31/07/2026
L’AI in azienda può aumentare l’autonomia dei lavoratori.
Ma può anche ridurla.
Dipende da come viene introdotta nei processi.
Quando l’AI viene usata per supportare attività ripetitive, analizzare dati, organizzare informazioni o velocizzare alcune procedure, può liberare tempo e rendere il lavoro più fluido.
Quando invece viene usata per assegnare compiti, valutare performance, monitorare comportamenti o orientare decisioni senza trasparenza, il rischio cambia.
Il lavoratore può ritrovarsi a seguire un sistema che non conosce, non comprende e non può mettere in discussione.
Questo è uno dei temi centrali dell’AI in azienda: non solo efficienza, ma autonomia professionale.
Una ricerca KPMG del 2025 mostra che il 57% dei lavoratori nasconde l’uso dell’AI al proprio datore di lavoro e che solo il 47% dichiara di aver ricevuto formazione sull’AI.
Sono dati che raccontano un problema molto concreto.
Le persone stanno già usando questi strumenti, ma spesso senza regole condivise, senza formazione adeguata e senza un quadro chiaro di responsabilità.
Per le imprese, introdurre l’AI significa quindi rispondere ad alcune domande precise:
chi decide quando usare l’AI?

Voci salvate
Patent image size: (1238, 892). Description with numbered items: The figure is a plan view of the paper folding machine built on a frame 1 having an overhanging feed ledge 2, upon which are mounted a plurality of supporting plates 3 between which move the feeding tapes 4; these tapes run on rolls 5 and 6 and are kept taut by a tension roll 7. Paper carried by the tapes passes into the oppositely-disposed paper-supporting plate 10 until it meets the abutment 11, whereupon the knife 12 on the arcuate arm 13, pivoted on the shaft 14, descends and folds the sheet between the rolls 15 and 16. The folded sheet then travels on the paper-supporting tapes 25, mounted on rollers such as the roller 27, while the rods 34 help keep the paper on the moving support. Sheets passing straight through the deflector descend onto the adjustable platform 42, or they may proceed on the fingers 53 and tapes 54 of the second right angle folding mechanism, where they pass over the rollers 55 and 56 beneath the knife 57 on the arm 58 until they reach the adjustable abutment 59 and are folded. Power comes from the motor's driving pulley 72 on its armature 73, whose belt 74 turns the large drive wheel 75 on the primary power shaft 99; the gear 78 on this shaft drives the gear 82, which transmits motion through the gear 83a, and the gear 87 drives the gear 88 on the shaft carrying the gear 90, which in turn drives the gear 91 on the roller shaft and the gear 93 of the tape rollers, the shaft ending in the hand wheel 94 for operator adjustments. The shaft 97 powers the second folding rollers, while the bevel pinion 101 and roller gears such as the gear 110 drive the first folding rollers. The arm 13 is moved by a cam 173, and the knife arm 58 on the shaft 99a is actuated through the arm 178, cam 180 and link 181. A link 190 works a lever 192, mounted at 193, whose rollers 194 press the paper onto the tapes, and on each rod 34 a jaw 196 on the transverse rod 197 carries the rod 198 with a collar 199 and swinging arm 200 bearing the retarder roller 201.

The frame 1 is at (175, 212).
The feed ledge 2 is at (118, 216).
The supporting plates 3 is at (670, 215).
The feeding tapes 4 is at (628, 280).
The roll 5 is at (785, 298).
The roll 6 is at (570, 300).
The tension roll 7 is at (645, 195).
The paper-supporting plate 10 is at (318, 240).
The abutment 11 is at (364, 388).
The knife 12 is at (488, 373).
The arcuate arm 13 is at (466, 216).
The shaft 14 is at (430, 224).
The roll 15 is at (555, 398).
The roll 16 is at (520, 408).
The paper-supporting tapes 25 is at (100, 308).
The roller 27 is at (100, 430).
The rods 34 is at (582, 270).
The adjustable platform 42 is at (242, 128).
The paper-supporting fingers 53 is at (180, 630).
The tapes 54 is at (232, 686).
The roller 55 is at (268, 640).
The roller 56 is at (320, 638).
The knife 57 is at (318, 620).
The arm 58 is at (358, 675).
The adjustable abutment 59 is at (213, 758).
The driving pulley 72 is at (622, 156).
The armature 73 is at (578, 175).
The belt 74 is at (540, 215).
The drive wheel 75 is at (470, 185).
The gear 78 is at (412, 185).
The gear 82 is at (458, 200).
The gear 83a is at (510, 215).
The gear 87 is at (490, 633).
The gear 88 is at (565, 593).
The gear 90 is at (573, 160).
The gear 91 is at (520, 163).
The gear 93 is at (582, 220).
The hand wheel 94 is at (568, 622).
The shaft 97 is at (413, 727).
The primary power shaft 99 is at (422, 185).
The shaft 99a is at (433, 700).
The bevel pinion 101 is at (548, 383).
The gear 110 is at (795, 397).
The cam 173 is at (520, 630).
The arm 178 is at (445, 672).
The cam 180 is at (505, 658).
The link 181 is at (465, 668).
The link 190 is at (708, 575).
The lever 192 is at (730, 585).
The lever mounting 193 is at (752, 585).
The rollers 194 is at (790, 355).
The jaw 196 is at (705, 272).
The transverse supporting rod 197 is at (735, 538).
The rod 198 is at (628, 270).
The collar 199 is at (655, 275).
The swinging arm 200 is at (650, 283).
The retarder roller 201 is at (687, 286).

Il compito:
Nel testo sull'AI in azienda, elenca gli usi dell'AI che, secondo il testo, possono liberare tempo e rendere il lavoro più fluido.

Risultato:
- supportare attività ripetitive
- analizzare dati
- organizzare informazioni
- velocizzare alcune procedure